*What needs to be done:* Copy out all the entries word for word.

*Raw data:*
* Begin *

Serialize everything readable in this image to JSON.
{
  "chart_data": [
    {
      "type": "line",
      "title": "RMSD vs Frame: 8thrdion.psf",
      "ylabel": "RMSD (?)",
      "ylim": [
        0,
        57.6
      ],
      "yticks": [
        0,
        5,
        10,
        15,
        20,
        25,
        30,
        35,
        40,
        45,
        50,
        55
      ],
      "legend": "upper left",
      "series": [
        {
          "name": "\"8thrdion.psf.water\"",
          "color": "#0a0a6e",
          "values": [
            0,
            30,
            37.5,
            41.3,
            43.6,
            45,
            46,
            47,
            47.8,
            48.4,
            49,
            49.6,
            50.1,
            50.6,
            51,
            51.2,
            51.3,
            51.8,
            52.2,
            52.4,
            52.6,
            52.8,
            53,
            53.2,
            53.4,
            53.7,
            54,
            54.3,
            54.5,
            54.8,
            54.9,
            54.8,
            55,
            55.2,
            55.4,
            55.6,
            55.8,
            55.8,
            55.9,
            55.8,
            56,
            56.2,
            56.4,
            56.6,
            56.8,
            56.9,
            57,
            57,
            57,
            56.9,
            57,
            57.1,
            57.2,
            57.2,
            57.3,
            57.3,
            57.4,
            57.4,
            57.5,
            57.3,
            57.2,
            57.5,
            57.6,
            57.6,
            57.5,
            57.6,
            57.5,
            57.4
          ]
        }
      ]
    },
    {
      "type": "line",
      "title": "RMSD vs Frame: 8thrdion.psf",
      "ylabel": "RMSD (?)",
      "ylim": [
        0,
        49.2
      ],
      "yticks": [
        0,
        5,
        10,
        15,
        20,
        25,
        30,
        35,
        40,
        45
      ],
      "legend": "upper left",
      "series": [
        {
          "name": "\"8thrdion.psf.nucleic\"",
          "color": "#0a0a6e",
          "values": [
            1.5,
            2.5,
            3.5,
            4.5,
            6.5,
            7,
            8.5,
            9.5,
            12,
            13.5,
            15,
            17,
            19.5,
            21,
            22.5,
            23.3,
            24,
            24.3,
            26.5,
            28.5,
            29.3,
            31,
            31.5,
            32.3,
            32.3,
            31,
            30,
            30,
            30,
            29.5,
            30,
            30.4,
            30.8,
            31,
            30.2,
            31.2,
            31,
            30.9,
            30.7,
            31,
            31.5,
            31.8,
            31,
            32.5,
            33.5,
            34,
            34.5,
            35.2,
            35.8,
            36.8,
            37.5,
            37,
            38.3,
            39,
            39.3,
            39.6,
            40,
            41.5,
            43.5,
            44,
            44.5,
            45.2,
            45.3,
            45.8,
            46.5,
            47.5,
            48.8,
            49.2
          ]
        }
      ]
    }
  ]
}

* End *

*Correct output:*
Serialize everything readable in this image to JSON.
{
  "chart_data": [
    {
      "type": "line",
      "title": "RMSD vs Frame: 8thrdion.psf",
      "ylabel": "RMSD (?)",
      "ylim": [
        0,
        57.6
      ],
      "yticks": [
        0,
        5,
        10,
        15,
        20,
        25,
        30,
        35,
        40,
        45,
        50,
        55
      ],
      "legend": "upper left",
      "series": [
        {
          "name": "\"8thrdion.psf.water\"",
          "color": "#0a0a6e",
          "values": [
            0,
            30,
            37.5,
            41.3,
            43.6,
            45,
            46,
            47,
            47.8,
            48.4,
            49,
            49.6,
            50.1,
            50.6,
            51,
            51.2,
            51.3,
            51.8,
            52.2,
            52.4,
            52.6,
            52.8,
            53,
            53.2,
            53.4,
            53.7,
            54,
            54.3,
            54.5,
            54.8,
            54.9,
            54.8,
            55,
            55.2,
            55.4,
            55.6,
            55.8,
            55.8,
            55.9,
            55.8,
            56,
            56.2,
            56.4,
            56.6,
            56.8,
            56.9,
            57,
            57,
            57,
            56.9,
            57,
            57.1,
            57.2,
            57.2,
            57.3,
            57.3,
            57.4,
            57.4,
            57.5,
            57.3,
            57.2,
            57.5,
            57.6,
            57.6,
            57.5,
            57.6,
            57.5,
            57.4
          ]
        }
      ]
    },
    {
      "type": "line",
      "title": "RMSD vs Frame: 8thrdion.psf",
      "ylabel": "RMSD (?)",
      "ylim": [
        0,
        49.2
      ],
      "yticks": [
        0,
        5,
        10,
        15,
        20,
        25,
        30,
        35,
        40,
        45
      ],
      "legend": "upper left",
      "series": [
        {
          "name": "\"8thrdion.psf.nucleic\"",
          "color": "#0a0a6e",
          "values": [
            1.5,
            2.5,
            3.5,
            4.5,
            6.5,
            7,
            8.5,
            9.5,
            12,
            13.5,
            15,
            17,
            19.5,
            21,
            22.5,
            23.3,
            24,
            24.3,
            26.5,
            28.5,
            29.3,
            31,
            31.5,
            32.3,
            32.3,
            31,
            30,
            30,
            30,
            29.5,
            30,
            30.4,
            30.8,
            31,
            30.2,
            31.2,
            31,
            30.9,
            30.7,
            31,
            31.5,
            31.8,
            31,
            32.5,
            33.5,
            34,
            34.5,
            35.2,
            35.8,
            36.8,
            37.5,
            37,
            38.3,
            39,
            39.3,
            39.6,
            40,
            41.5,
            43.5,
            44,
            44.5,
            45.2,
            45.3,
            45.8,
            46.5,
            47.5,
            48.8,
            49.2
          ]
        }
      ]
    }
  ]
}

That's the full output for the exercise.